◆ Supplied material

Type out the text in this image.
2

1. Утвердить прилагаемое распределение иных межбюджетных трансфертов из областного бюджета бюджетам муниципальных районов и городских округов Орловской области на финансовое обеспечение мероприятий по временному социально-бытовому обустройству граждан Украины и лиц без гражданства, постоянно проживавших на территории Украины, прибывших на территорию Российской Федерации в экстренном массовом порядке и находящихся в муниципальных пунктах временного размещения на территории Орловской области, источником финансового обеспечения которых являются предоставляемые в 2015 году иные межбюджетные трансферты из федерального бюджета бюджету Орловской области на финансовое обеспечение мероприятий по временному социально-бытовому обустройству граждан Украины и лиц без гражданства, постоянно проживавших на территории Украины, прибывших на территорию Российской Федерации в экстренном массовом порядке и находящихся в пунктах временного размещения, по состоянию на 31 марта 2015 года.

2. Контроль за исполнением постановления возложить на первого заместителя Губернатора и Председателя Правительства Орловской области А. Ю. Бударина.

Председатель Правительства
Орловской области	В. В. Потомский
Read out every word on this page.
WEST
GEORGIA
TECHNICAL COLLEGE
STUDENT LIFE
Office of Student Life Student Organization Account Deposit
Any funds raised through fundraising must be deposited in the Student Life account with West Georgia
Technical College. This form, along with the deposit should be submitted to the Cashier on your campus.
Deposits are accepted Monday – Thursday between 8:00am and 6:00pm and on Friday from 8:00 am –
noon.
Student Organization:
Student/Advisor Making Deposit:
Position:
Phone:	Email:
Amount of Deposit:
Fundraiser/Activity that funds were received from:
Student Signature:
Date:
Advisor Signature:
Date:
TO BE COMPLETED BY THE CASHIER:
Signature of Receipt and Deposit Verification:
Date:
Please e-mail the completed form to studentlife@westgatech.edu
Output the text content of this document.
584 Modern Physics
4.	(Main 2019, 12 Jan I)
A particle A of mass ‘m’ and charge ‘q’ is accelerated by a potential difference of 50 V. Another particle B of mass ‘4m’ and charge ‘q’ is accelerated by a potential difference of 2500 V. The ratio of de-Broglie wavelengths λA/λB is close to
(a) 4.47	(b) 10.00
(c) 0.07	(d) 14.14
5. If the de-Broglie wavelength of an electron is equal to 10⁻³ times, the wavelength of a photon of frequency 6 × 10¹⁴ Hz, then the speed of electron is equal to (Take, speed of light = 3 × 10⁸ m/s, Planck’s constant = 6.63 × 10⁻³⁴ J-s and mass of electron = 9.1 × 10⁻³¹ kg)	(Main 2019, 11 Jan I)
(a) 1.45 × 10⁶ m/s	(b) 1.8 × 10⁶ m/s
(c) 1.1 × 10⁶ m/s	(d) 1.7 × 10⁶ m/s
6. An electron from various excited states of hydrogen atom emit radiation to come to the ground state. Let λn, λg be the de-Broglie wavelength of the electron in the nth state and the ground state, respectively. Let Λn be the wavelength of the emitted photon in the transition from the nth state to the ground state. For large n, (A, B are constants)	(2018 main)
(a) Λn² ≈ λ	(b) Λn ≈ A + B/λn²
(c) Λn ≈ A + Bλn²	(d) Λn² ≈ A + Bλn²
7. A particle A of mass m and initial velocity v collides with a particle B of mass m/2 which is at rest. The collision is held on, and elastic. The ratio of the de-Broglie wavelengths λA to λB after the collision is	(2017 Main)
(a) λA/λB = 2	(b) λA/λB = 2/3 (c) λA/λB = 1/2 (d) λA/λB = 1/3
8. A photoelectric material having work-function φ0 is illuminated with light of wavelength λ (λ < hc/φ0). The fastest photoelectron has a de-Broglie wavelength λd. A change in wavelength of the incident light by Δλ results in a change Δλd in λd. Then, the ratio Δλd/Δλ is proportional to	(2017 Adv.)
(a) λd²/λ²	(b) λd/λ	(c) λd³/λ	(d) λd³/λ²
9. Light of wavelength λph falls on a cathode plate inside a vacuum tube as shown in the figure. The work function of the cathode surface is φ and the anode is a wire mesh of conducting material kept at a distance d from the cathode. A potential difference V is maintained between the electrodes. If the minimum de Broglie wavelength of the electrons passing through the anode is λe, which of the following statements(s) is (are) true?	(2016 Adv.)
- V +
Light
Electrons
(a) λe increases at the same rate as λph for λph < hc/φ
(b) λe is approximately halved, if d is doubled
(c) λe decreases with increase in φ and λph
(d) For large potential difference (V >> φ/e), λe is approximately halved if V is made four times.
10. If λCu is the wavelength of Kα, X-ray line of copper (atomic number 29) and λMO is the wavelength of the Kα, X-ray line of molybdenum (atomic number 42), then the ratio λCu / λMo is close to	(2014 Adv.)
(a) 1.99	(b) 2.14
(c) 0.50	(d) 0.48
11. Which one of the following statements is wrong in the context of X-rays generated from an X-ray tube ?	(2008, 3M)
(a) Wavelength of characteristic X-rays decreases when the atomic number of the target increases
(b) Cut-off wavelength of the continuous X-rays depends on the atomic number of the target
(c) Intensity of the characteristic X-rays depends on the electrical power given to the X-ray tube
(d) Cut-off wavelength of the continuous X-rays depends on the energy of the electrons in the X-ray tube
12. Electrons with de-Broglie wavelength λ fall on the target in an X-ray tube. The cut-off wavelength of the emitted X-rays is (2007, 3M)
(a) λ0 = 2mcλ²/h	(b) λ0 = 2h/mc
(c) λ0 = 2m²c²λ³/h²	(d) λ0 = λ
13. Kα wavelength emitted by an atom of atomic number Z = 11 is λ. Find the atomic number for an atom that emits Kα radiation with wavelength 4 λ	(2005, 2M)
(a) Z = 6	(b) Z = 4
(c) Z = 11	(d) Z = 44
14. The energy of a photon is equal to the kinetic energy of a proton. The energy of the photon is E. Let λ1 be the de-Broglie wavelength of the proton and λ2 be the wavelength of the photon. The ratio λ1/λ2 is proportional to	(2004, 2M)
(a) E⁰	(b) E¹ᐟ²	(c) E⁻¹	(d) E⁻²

◆ Exercise task
Repeat every record, exactly as written.

◆ Exercise result
Type out the text in this image.
2

1. Утвердить прилагаемое распределение иных межбюджетных трансфертов из областного бюджета бюджетам муниципальных районов и городских округов Орловской области на финансовое обеспечение мероприятий по временному социально-бытовому обустройству граждан Украины и лиц без гражданства, постоянно проживавших на территории Украины, прибывших на территорию Российской Федерации в экстренном массовом порядке и находящихся в муниципальных пунктах временного размещения на территории Орловской области, источником финансового обеспечения которых являются предоставляемые в 2015 году иные межбюджетные трансферты из федерального бюджета бюджету Орловской области на финансовое обеспечение мероприятий по временному социально-бытовому обустройству граждан Украины и лиц без гражданства, постоянно проживавших на территории Украины, прибывших на территорию Российской Федерации в экстренном массовом порядке и находящихся в пунктах временного размещения, по состоянию на 31 марта 2015 года.

2. Контроль за исполнением постановления возложить на первого заместителя Губернатора и Председателя Правительства Орловской области А. Ю. Бударина.

Председатель Правительства
Орловской области	В. В. Потомский
Read out every word on this page.
WEST
GEORGIA
TECHNICAL COLLEGE
STUDENT LIFE
Office of Student Life Student Organization Account Deposit
Any funds raised through fundraising must be deposited in the Student Life account with West Georgia
Technical College. This form, along with the deposit should be submitted to the Cashier on your campus.
Deposits are accepted Monday – Thursday between 8:00am and 6:00pm and on Friday from 8:00 am –
noon.
Student Organization:
Student/Advisor Making Deposit:
Position:
Phone:	Email:
Amount of Deposit:
Fundraiser/Activity that funds were received from:
Student Signature:
Date:
Advisor Signature:
Date:
TO BE COMPLETED BY THE CASHIER:
Signature of Receipt and Deposit Verification:
Date:
Please e-mail the completed form to studentlife@westgatech.edu
Output the text content of this document.
584 Modern Physics
4.	(Main 2019, 12 Jan I)
A particle A of mass ‘m’ and charge ‘q’ is accelerated by a potential difference of 50 V. Another particle B of mass ‘4m’ and charge ‘q’ is accelerated by a potential difference of 2500 V. The ratio of de-Broglie wavelengths λA/λB is close to
(a) 4.47	(b) 10.00
(c) 0.07	(d) 14.14
5. If the de-Broglie wavelength of an electron is equal to 10⁻³ times, the wavelength of a photon of frequency 6 × 10¹⁴ Hz, then the speed of electron is equal to (Take, speed of light = 3 × 10⁸ m/s, Planck’s constant = 6.63 × 10⁻³⁴ J-s and mass of electron = 9.1 × 10⁻³¹ kg)	(Main 2019, 11 Jan I)
(a) 1.45 × 10⁶ m/s	(b) 1.8 × 10⁶ m/s
(c) 1.1 × 10⁶ m/s	(d) 1.7 × 10⁶ m/s
6. An electron from various excited states of hydrogen atom emit radiation to come to the ground state. Let λn, λg be the de-Broglie wavelength of the electron in the nth state and the ground state, respectively. Let Λn be the wavelength of the emitted photon in the transition from the nth state to the ground state. For large n, (A, B are constants)	(2018 main)
(a) Λn² ≈ λ	(b) Λn ≈ A + B/λn²
(c) Λn ≈ A + Bλn²	(d) Λn² ≈ A + Bλn²
7. A particle A of mass m and initial velocity v collides with a particle B of mass m/2 which is at rest. The collision is held on, and elastic. The ratio of the de-Broglie wavelengths λA to λB after the collision is	(2017 Main)
(a) λA/λB = 2	(b) λA/λB = 2/3 (c) λA/λB = 1/2 (d) λA/λB = 1/3
8. A photoelectric material having work-function φ0 is illuminated with light of wavelength λ (λ < hc/φ0). The fastest photoelectron has a de-Broglie wavelength λd. A change in wavelength of the incident light by Δλ results in a change Δλd in λd. Then, the ratio Δλd/Δλ is proportional to	(2017 Adv.)
(a) λd²/λ²	(b) λd/λ	(c) λd³/λ	(d) λd³/λ²
9. Light of wavelength λph falls on a cathode plate inside a vacuum tube as shown in the figure. The work function of the cathode surface is φ and the anode is a wire mesh of conducting material kept at a distance d from the cathode. A potential difference V is maintained between the electrodes. If the minimum de Broglie wavelength of the electrons passing through the anode is λe, which of the following statements(s) is (are) true?	(2016 Adv.)
- V +
Light
Electrons
(a) λe increases at the same rate as λph for λph < hc/φ
(b) λe is approximately halved, if d is doubled
(c) λe decreases with increase in φ and λph
(d) For large potential difference (V >> φ/e), λe is approximately halved if V is made four times.
10. If λCu is the wavelength of Kα, X-ray line of copper (atomic number 29) and λMO is the wavelength of the Kα, X-ray line of molybdenum (atomic number 42), then the ratio λCu / λMo is close to	(2014 Adv.)
(a) 1.99	(b) 2.14
(c) 0.50	(d) 0.48
11. Which one of the following statements is wrong in the context of X-rays generated from an X-ray tube ?	(2008, 3M)
(a) Wavelength of characteristic X-rays decreases when the atomic number of the target increases
(b) Cut-off wavelength of the continuous X-rays depends on the atomic number of the target
(c) Intensity of the characteristic X-rays depends on the electrical power given to the X-ray tube
(d) Cut-off wavelength of the continuous X-rays depends on the energy of the electrons in the X-ray tube
12. Electrons with de-Broglie wavelength λ fall on the target in an X-ray tube. The cut-off wavelength of the emitted X-rays is (2007, 3M)
(a) λ0 = 2mcλ²/h	(b) λ0 = 2h/mc
(c) λ0 = 2m²c²λ³/h²	(d) λ0 = λ
13. Kα wavelength emitted by an atom of atomic number Z = 11 is λ. Find the atomic number for an atom that emits Kα radiation with wavelength 4 λ	(2005, 2M)
(a) Z = 6	(b) Z = 4
(c) Z = 11	(d) Z = 44
14. The energy of a photon is equal to the kinetic energy of a proton. The energy of the photon is E. Let λ1 be the de-Broglie wavelength of the proton and λ2 be the wavelength of the photon. The ratio λ1/λ2 is proportional to	(2004, 2M)
(a) E⁰	(b) E¹ᐟ²	(c) E⁻¹	(d) E⁻²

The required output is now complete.